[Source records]
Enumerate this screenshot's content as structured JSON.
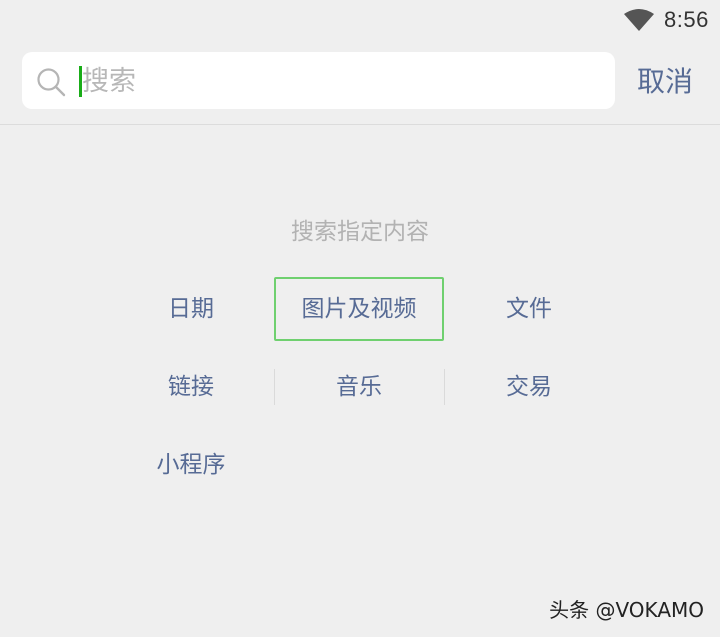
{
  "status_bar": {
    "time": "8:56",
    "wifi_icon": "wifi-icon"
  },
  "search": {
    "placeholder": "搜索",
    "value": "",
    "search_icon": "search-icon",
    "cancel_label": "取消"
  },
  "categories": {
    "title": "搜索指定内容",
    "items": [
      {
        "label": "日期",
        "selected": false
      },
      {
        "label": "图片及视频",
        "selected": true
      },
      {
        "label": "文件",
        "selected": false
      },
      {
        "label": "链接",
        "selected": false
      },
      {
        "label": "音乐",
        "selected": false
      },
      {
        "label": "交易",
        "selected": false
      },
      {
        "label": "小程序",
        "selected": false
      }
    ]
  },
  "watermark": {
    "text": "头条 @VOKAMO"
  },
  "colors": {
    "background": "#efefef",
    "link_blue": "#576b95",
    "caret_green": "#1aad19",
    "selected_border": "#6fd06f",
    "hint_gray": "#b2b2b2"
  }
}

▶ TASK BRIEF
In this exercise, set down all of the data exactly, without the pictures.

▶ RESULT FOR THIS TASK
Enumerate this screenshot's content as structured JSON.
{
  "status_bar": {
    "time": "8:56",
    "wifi_icon": "wifi-icon"
  },
  "search": {
    "placeholder": "搜索",
    "value": "",
    "search_icon": "search-icon",
    "cancel_label": "取消"
  },
  "categories": {
    "title": "搜索指定内容",
    "items": [
      {
        "label": "日期",
        "selected": false
      },
      {
        "label": "图片及视频",
        "selected": true
      },
      {
        "label": "文件",
        "selected": false
      },
      {
        "label": "链接",
        "selected": false
      },
      {
        "label": "音乐",
        "selected": false
      },
      {
        "label": "交易",
        "selected": false
      },
      {
        "label": "小程序",
        "selected": false
      }
    ]
  },
  "watermark": {
    "text": "头条 @VOKAMO"
  },
  "colors": {
    "background": "#efefef",
    "link_blue": "#576b95",
    "caret_green": "#1aad19",
    "selected_border": "#6fd06f",
    "hint_gray": "#b2b2b2"
  }
}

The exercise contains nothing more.